### Text excerpt

PaulDotCom mailing list archives

Spam Filtering


From: jackadaniel at gmail.com (Jack Daniel)
Date: Tue, 19 May 2009 07:13:11 -0400

As you might expect, I use an Astaro box...

But, no sales pitch here- for SMTP filtering I have found Commtouch's
anti-spam offerings to be very good.  Several commercial products
(including Astaro) license Commtouch tech as a component in their
offerings.  Theirs uses a combination of reputation and heuristics,
works very well.

There are some non-commercial anti-spam tools/techniques which are
built into a variety of systems, look for them in the solutions you
consider;
BATV does a good job of managing "backscatter" spam (spoofed bounce messages)

Greylisting is very good at controlling bot-generated spam (requires
an RFC-compliant retry to validate the server, then whitelists the
server)

SPF is the answer for spam which claims to originate from your own domain(s),

CONSERVATIVE RBLs (like Spamhaus) can be valuable, but many RBLs are a
bit too aggressive for commercial use (that is, if you want to get
email from your customers)

######
### Listed entries

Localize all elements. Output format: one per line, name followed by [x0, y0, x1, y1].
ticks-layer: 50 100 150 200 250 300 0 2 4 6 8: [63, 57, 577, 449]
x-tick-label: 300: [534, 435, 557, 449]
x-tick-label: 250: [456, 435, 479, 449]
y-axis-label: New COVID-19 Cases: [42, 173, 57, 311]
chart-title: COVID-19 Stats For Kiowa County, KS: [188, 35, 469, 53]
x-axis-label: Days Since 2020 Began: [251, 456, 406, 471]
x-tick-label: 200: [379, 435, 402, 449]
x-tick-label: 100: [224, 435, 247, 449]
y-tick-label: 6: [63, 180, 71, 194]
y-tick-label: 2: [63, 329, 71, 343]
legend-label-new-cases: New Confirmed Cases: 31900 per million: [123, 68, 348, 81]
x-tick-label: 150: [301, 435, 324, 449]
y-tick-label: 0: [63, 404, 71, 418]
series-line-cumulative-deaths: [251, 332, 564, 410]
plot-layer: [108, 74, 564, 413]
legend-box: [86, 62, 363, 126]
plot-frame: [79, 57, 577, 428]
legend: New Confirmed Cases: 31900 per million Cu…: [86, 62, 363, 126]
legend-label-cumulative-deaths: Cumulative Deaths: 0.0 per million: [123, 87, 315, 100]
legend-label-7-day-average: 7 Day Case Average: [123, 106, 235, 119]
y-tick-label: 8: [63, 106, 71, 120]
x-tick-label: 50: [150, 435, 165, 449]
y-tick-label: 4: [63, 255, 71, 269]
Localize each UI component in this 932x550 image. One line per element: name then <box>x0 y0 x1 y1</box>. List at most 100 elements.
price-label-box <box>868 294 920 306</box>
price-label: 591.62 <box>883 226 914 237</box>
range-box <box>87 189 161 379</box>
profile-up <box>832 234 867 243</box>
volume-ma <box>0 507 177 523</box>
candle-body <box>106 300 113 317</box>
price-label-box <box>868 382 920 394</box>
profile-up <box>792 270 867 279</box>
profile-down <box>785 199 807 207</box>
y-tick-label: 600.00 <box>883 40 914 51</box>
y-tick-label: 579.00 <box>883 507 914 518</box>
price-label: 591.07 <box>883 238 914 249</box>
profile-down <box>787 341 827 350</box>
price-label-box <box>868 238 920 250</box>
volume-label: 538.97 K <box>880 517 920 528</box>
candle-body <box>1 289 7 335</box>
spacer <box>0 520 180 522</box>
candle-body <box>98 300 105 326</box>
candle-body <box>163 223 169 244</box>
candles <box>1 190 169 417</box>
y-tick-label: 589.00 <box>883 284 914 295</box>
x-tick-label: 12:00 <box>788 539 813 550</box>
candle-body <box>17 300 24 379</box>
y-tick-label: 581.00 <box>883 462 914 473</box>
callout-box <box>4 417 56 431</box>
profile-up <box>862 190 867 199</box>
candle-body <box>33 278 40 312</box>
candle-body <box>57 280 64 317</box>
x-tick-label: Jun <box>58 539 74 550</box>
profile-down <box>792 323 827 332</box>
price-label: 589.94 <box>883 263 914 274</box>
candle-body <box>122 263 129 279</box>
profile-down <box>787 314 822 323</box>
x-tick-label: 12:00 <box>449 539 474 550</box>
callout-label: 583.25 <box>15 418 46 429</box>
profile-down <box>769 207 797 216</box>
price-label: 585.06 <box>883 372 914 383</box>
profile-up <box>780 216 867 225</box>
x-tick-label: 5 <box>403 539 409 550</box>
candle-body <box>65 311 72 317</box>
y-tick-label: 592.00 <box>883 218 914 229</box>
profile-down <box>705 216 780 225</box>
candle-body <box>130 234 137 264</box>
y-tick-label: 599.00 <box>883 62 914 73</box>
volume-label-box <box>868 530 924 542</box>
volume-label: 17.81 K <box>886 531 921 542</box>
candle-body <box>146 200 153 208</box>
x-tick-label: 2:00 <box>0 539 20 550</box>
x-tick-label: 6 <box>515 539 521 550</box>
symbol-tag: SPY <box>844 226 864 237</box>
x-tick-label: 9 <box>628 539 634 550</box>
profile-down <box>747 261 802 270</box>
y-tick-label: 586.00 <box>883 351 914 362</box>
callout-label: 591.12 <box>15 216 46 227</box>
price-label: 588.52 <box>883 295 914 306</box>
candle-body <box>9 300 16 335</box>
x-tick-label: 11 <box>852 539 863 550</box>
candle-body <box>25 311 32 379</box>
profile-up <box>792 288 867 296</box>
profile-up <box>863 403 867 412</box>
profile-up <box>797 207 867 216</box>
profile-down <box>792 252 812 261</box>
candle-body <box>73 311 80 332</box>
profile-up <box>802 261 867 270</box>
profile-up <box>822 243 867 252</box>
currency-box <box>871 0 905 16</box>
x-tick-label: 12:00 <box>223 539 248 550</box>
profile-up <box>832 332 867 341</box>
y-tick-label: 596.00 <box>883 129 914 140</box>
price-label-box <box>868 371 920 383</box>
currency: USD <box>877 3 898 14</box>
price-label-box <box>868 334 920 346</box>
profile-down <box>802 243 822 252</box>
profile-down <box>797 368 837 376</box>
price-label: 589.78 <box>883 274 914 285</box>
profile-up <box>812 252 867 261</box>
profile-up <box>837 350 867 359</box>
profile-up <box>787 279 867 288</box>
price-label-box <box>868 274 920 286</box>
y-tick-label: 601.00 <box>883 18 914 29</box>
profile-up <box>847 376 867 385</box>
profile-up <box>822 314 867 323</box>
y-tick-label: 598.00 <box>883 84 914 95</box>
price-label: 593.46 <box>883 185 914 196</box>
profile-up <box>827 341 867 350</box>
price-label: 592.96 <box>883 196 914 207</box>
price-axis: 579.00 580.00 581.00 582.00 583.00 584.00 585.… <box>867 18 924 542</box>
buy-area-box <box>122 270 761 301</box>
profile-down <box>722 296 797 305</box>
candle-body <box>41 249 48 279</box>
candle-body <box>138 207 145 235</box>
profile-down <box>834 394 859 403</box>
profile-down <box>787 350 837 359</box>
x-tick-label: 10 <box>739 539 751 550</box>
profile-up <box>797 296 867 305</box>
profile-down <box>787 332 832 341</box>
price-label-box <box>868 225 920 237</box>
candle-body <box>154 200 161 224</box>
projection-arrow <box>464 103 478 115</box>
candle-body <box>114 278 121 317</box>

######

• Challenges
1. According to the spam filtering post, what kind of spam is greylisting very good at controlling?
2. Rewrite the part of the spam filtering post that begins at the words "As you might" and stops after "works very well.", swapping "heuristics" for "behavioral analysis".
The lines have no connection to the text.

• Solutions to each task
1. Bot-generated spam.

2.
As you might expect, I use an Astaro box...

But, no sales pitch here- for SMTP filtering I have found Commtouch's
anti-spam offerings to be very good.  Several commercial products
(including Astaro) license Commtouch tech as a component in their
offerings.  Theirs uses a combination of reputation and behavioral analysis,
works very well.